在許多方面,化學計量學領域是統計學、計算機和“信息時代”的產物。快速的技術進展,特別是用于分析化學的計算機化儀器的發展,使得化學計量學領域在過去的三十年有了顯著的發展。對于這一時期的大部分時間來說,進展集中于多元方法。由于我們所在的世界本質上就是多元的,在任何數據分析策略中,同時處理多元量測是很有意義的。例如,當我們測量一個溶液的紫外(UV)吸光度時,相對于測定單一波長處的吸光度,快速地在低噪聲水平下測定其全譜也是很簡單的。通過恰當地同時考慮多元變量的分布,我們可以獲得比獨立考慮單個變量所獲得的更多的信息。這就是所謂的“多元優勢”之一。增加的信息以相關性的形式呈現給我們。當一次考察一個變量時,我們忽視了變量之間的相關性,故而丟失了整體的一部分。
最近一篇由Bro發表的文章描述了多元方法相比于一元方法的四個額外優勢[1]。當使用合適的多元方法來同時分析多變量時,降噪是可能的。例如,當使用主成分分析從數以百計的波長下測得的UV光譜中提取出少數幾個有意義的因子時,就可以獲得低噪聲的因子。另一個重要的優勢是通過使用部分選擇性測量及合適的多元方法,可以擺脫干擾信號的影響,從而獲得正確的結果。第三個優勢是可以容易地發現假樣本,例如在光譜分析中,對于任何表征良好的化學計量學方法,材料量測的部分都應該可以使用訓練集或者說校正集光譜的線性組合來合理地解釋。假如有新的、陌生的材料存在,而其給出與預計部分輕微不同的光譜信號,就可以在光譜殘差中被檢出,并且相應的部分會被標識為異常點或者“假樣本”。化學計量學的這些優勢常常是使用多元方法的結果。通讀本書,讀者將會發現這些優勢和所強調的其他優勢。
++++++
材料問題 -
a – 根據化學計量學短文，說明一次只考察一個變量為什麼會丟失部分信息。
b – 化學計量學短文提到，Bro發表的文章描述了多元方法相比一元方法的幾個額外優勢？
c – 接著化學計量學短文的最後一句往下寫。

存儲數據 -
++++++
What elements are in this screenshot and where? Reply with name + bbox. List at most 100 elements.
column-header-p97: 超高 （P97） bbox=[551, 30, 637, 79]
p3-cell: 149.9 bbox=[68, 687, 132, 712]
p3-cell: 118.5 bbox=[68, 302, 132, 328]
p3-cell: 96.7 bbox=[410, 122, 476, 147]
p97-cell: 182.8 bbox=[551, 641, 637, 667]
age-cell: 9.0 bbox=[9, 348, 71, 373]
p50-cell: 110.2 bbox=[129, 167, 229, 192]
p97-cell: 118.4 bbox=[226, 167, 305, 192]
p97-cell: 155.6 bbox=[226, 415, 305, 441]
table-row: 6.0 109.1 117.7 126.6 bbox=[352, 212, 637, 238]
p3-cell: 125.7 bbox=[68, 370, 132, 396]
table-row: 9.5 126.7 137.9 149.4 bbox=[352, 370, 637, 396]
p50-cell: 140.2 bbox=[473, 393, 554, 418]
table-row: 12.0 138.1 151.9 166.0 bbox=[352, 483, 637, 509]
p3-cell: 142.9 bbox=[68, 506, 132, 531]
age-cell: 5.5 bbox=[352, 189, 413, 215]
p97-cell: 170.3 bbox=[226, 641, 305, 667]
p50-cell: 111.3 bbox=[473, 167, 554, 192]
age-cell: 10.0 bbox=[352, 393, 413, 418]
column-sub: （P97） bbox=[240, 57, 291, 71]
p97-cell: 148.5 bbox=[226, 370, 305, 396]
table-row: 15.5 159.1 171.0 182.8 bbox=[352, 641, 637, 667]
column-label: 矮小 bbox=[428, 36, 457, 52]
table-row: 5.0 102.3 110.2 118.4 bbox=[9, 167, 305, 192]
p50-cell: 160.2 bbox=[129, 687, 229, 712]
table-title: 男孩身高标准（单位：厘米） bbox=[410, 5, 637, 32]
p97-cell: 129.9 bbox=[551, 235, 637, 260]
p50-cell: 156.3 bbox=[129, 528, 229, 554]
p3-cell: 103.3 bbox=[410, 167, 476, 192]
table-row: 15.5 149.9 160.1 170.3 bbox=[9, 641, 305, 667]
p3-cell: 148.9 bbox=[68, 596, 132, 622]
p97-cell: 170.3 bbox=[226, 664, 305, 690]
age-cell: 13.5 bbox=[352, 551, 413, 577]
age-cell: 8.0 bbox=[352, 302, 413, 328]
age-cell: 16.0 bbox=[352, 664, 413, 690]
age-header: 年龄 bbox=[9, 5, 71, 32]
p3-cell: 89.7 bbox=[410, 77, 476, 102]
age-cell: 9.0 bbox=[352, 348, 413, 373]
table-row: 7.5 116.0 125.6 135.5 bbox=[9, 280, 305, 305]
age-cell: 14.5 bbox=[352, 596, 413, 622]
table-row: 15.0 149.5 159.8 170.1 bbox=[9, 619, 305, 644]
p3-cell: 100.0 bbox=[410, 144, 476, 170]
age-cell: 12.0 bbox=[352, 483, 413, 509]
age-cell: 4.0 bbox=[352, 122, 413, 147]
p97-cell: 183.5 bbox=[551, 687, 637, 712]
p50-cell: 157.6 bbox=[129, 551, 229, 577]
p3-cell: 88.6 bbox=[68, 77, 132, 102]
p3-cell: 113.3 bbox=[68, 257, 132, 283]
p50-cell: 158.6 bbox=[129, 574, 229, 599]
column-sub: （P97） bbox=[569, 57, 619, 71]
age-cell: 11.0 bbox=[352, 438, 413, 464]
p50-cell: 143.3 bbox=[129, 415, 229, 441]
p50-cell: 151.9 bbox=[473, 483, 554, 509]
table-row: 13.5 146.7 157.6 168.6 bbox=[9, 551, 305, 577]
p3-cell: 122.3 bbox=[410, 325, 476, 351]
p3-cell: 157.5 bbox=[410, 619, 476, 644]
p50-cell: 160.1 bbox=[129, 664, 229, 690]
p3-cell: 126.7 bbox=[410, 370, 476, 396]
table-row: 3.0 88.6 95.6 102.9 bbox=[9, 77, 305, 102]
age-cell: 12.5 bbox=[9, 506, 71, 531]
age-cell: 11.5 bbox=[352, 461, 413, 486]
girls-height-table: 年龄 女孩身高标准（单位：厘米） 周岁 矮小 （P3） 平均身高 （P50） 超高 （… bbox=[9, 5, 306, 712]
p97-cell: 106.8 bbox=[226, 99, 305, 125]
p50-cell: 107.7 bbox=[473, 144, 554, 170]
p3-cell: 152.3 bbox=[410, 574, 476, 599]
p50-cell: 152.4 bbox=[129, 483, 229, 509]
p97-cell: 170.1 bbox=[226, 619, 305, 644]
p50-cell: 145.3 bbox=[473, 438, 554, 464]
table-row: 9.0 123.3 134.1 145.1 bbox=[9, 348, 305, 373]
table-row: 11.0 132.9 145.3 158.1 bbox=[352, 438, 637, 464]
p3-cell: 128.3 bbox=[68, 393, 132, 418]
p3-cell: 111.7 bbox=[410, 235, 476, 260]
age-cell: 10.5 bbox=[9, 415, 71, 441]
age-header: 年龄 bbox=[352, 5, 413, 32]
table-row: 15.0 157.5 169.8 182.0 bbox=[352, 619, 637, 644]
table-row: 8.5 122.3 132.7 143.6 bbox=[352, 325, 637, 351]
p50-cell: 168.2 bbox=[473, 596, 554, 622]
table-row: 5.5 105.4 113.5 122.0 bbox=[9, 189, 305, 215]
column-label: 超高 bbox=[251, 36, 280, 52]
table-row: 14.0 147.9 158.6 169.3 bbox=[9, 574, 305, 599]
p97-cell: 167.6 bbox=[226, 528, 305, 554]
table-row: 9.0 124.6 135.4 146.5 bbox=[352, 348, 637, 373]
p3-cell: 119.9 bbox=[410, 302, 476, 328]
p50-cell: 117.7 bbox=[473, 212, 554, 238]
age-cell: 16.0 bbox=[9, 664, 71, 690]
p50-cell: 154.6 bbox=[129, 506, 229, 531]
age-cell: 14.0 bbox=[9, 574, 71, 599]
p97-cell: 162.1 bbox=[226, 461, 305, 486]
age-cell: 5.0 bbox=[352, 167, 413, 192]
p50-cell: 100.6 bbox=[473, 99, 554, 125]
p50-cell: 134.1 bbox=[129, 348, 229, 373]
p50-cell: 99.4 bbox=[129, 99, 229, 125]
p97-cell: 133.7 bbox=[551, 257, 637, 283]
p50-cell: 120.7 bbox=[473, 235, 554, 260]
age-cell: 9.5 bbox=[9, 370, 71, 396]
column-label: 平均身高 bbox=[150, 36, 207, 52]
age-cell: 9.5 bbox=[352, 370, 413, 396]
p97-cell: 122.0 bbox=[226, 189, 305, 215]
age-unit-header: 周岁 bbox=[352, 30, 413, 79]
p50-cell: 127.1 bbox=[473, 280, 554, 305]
++++++
已解答題 -
a – 多元分析增加的信息以變量之間相關性的形式呈現。一次只考察一個變量，就忽視了這些相關性，因而丟失了整體的一部分。

b – 四個額外優勢。

c –
1.4 如何使用本書
本書適合作為化學計量學的入門教科書或用作自學指南。每一個章節都是相對獨立的,它們共同涵蓋了化學計量學的許多主要領域。從第2章對基本統計學(包括假設檢驗)的概述開始,前面的章節為入門性內容和基本概念。第2章主要是從一元的視角來綜述用于實驗計劃和數據分析的合適工具,涵蓋的主題包括定義一個研究的假設,然后評估提出可以用來檢測所做的假設是否真實的統計工具。第3章建立了一元正態分布的概念,并將其拓展到多元正態分布。給出了一個例子以表明將近紅外光譜用于原材料檢驗的分析,其中兩個降解產物被檢測出處于0.5%~1%的質量分數范圍。第4章講述主成分分析(PCA)――化學計量學中的一個主要方法。這是所有的基礎或入門化學計量學課程都應該包含的主題。第5章涵蓋多元校正的內容,包括偏最小二乘――化學計量學中一個單一應用最廣泛的領域。多元校正一般指將儀器的響應轉化,以給出更信息化的化學或者物理變量之估計值的數學方法,如(檢測)目標分析物。第3~5章共同構成了本書基本的核心內容。
本書余下的章節介紹了化學計量學中一些更深層次的主題。由于這些章節涵蓋了一些重要的深層次主題,所以本書的涉及面相當廣泛。第6章介紹穩健多元方法。穩健方法對異常值的存在是不敏感的。第6章論述的絕大多數方法可以容忍數據集中包含上限達50%的異常值,而對結果沒有破壞性影響。對多元正態分布、穩健PCA和穩健多元校正,包括穩健PLS的穩健估值,都提供了方法和例子的描述。故而,第6章是第3~5章的一個很好的延伸。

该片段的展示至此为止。